_Given task_: Copy each line below without leaving any out.

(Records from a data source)
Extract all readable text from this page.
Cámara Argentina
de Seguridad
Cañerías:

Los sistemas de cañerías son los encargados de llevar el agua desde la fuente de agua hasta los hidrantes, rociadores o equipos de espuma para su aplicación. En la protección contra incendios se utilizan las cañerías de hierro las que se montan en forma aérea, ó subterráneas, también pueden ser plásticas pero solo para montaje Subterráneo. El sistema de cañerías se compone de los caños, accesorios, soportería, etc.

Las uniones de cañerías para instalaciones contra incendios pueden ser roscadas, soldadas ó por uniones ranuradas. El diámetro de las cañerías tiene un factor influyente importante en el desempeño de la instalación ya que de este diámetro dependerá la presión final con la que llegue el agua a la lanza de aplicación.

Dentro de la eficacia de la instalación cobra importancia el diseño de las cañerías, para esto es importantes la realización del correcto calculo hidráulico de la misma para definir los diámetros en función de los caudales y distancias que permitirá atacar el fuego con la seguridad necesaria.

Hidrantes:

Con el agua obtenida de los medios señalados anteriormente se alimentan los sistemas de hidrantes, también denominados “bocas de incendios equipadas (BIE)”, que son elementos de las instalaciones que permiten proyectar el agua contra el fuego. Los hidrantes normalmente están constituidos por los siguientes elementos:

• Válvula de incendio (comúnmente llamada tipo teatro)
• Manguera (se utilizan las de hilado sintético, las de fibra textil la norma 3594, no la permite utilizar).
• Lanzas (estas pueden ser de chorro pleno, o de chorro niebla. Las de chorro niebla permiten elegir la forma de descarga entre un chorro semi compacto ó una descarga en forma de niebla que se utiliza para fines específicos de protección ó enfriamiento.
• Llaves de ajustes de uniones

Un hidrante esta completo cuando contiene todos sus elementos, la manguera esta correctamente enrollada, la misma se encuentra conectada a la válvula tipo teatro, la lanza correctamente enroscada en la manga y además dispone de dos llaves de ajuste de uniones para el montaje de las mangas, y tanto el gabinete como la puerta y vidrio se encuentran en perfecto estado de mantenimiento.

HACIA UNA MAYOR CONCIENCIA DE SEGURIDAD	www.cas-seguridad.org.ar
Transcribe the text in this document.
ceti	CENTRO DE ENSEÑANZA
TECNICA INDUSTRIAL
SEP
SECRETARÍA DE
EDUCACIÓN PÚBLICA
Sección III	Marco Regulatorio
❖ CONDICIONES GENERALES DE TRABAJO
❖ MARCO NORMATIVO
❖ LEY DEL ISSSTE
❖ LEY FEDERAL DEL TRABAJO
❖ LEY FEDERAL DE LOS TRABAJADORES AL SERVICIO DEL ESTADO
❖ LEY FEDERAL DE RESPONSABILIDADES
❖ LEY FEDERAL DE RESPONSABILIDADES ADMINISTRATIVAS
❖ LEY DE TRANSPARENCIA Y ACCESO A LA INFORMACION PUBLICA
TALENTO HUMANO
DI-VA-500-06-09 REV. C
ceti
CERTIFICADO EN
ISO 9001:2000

_Answer to the exercise_:
Extract all readable text from this page.
Cámara Argentina
de Seguridad
Cañerías:

Los sistemas de cañerías son los encargados de llevar el agua desde la fuente de agua hasta los hidrantes, rociadores o equipos de espuma para su aplicación. En la protección contra incendios se utilizan las cañerías de hierro las que se montan en forma aérea, ó subterráneas, también pueden ser plásticas pero solo para montaje Subterráneo. El sistema de cañerías se compone de los caños, accesorios, soportería, etc.

Las uniones de cañerías para instalaciones contra incendios pueden ser roscadas, soldadas ó por uniones ranuradas. El diámetro de las cañerías tiene un factor influyente importante en el desempeño de la instalación ya que de este diámetro dependerá la presión final con la que llegue el agua a la lanza de aplicación.

Dentro de la eficacia de la instalación cobra importancia el diseño de las cañerías, para esto es importantes la realización del correcto calculo hidráulico de la misma para definir los diámetros en función de los caudales y distancias que permitirá atacar el fuego con la seguridad necesaria.

Hidrantes:

Con el agua obtenida de los medios señalados anteriormente se alimentan los sistemas de hidrantes, también denominados “bocas de incendios equipadas (BIE)”, que son elementos de las instalaciones que permiten proyectar el agua contra el fuego. Los hidrantes normalmente están constituidos por los siguientes elementos:

• Válvula de incendio (comúnmente llamada tipo teatro)
• Manguera (se utilizan las de hilado sintético, las de fibra textil la norma 3594, no la permite utilizar).
• Lanzas (estas pueden ser de chorro pleno, o de chorro niebla. Las de chorro niebla permiten elegir la forma de descarga entre un chorro semi compacto ó una descarga en forma de niebla que se utiliza para fines específicos de protección ó enfriamiento.
• Llaves de ajustes de uniones

Un hidrante esta completo cuando contiene todos sus elementos, la manguera esta correctamente enrollada, la misma se encuentra conectada a la válvula tipo teatro, la lanza correctamente enroscada en la manga y además dispone de dos llaves de ajuste de uniones para el montaje de las mangas, y tanto el gabinete como la puerta y vidrio se encuentran en perfecto estado de mantenimiento.

HACIA UNA MAYOR CONCIENCIA DE SEGURIDAD	www.cas-seguridad.org.ar
Transcribe the text in this document.
ceti	CENTRO DE ENSEÑANZA
TECNICA INDUSTRIAL
SEP
SECRETARÍA DE
EDUCACIÓN PÚBLICA
Sección III	Marco Regulatorio
❖ CONDICIONES GENERALES DE TRABAJO
❖ MARCO NORMATIVO
❖ LEY DEL ISSSTE
❖ LEY FEDERAL DEL TRABAJO
❖ LEY FEDERAL DE LOS TRABAJADORES AL SERVICIO DEL ESTADO
❖ LEY FEDERAL DE RESPONSABILIDADES
❖ LEY FEDERAL DE RESPONSABILIDADES ADMINISTRATIVAS
❖ LEY DE TRANSPARENCIA Y ACCESO A LA INFORMACION PUBLICA
TALENTO HUMANO
DI-VA-500-06-09 REV. C
ceti
CERTIFICADO EN
ISO 9001:2000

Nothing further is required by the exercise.